◆ Written task: Write out the records again, exactly, leaving none out.

◆ Data entries:
========
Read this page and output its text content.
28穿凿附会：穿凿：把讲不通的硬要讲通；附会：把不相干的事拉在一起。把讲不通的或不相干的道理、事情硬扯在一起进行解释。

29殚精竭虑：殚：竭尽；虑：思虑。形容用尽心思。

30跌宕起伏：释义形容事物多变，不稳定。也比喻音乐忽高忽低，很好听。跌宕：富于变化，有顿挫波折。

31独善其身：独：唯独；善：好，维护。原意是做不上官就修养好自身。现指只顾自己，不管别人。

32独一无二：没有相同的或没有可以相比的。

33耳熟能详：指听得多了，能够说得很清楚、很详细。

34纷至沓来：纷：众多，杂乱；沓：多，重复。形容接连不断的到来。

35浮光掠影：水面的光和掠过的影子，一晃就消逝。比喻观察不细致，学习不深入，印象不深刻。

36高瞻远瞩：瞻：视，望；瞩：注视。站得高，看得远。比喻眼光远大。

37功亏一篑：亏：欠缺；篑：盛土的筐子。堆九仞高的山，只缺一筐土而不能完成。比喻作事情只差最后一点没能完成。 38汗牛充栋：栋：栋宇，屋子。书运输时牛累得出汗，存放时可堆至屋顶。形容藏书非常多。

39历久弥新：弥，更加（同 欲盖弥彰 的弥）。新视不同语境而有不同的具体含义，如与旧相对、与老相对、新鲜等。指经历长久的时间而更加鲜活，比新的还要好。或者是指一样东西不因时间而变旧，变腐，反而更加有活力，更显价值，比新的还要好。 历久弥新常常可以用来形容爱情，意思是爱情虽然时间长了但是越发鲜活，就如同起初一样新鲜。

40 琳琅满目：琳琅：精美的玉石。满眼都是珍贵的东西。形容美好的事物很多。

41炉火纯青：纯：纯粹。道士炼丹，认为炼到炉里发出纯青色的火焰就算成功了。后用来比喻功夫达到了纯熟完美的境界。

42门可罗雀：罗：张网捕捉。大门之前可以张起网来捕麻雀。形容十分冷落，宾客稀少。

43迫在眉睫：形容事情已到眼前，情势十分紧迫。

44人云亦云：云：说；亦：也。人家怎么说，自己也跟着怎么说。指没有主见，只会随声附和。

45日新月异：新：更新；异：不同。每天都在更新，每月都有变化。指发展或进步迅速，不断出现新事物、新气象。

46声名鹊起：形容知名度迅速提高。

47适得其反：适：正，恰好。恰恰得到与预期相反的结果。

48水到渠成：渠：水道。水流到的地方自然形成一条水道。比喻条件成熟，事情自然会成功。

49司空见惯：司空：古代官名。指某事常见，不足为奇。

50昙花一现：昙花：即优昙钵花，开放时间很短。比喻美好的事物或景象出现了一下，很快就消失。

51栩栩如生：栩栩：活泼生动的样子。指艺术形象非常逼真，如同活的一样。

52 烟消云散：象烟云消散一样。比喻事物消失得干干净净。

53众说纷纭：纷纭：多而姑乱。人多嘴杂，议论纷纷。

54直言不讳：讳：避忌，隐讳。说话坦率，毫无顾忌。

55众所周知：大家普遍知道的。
========
◆ Written answer:
Read this page and output its text content.
28穿凿附会：穿凿：把讲不通的硬要讲通；附会：把不相干的事拉在一起。把讲不通的或不相干的道理、事情硬扯在一起进行解释。

29殚精竭虑：殚：竭尽；虑：思虑。形容用尽心思。

30跌宕起伏：释义形容事物多变，不稳定。也比喻音乐忽高忽低，很好听。跌宕：富于变化，有顿挫波折。

31独善其身：独：唯独；善：好，维护。原意是做不上官就修养好自身。现指只顾自己，不管别人。

32独一无二：没有相同的或没有可以相比的。

33耳熟能详：指听得多了，能够说得很清楚、很详细。

34纷至沓来：纷：众多，杂乱；沓：多，重复。形容接连不断的到来。

35浮光掠影：水面的光和掠过的影子，一晃就消逝。比喻观察不细致，学习不深入，印象不深刻。

36高瞻远瞩：瞻：视，望；瞩：注视。站得高，看得远。比喻眼光远大。

37功亏一篑：亏：欠缺；篑：盛土的筐子。堆九仞高的山，只缺一筐土而不能完成。比喻作事情只差最后一点没能完成。 38汗牛充栋：栋：栋宇，屋子。书运输时牛累得出汗，存放时可堆至屋顶。形容藏书非常多。

39历久弥新：弥，更加（同 欲盖弥彰 的弥）。新视不同语境而有不同的具体含义，如与旧相对、与老相对、新鲜等。指经历长久的时间而更加鲜活，比新的还要好。或者是指一样东西不因时间而变旧，变腐，反而更加有活力，更显价值，比新的还要好。 历久弥新常常可以用来形容爱情，意思是爱情虽然时间长了但是越发鲜活，就如同起初一样新鲜。

40 琳琅满目：琳琅：精美的玉石。满眼都是珍贵的东西。形容美好的事物很多。

41炉火纯青：纯：纯粹。道士炼丹，认为炼到炉里发出纯青色的火焰就算成功了。后用来比喻功夫达到了纯熟完美的境界。

42门可罗雀：罗：张网捕捉。大门之前可以张起网来捕麻雀。形容十分冷落，宾客稀少。

43迫在眉睫：形容事情已到眼前，情势十分紧迫。

44人云亦云：云：说；亦：也。人家怎么说，自己也跟着怎么说。指没有主见，只会随声附和。

45日新月异：新：更新；异：不同。每天都在更新，每月都有变化。指发展或进步迅速，不断出现新事物、新气象。

46声名鹊起：形容知名度迅速提高。

47适得其反：适：正，恰好。恰恰得到与预期相反的结果。

48水到渠成：渠：水道。水流到的地方自然形成一条水道。比喻条件成熟，事情自然会成功。

49司空见惯：司空：古代官名。指某事常见，不足为奇。

50昙花一现：昙花：即优昙钵花，开放时间很短。比喻美好的事物或景象出现了一下，很快就消失。

51栩栩如生：栩栩：活泼生动的样子。指艺术形象非常逼真，如同活的一样。

52 烟消云散：象烟云消散一样。比喻事物消失得干干净净。

53众说纷纭：纷纭：多而姑乱。人多嘴杂，议论纷纷。

54直言不讳：讳：避忌，隐讳。说话坦率，毫无顾忌。

55众所周知：大家普遍知道的。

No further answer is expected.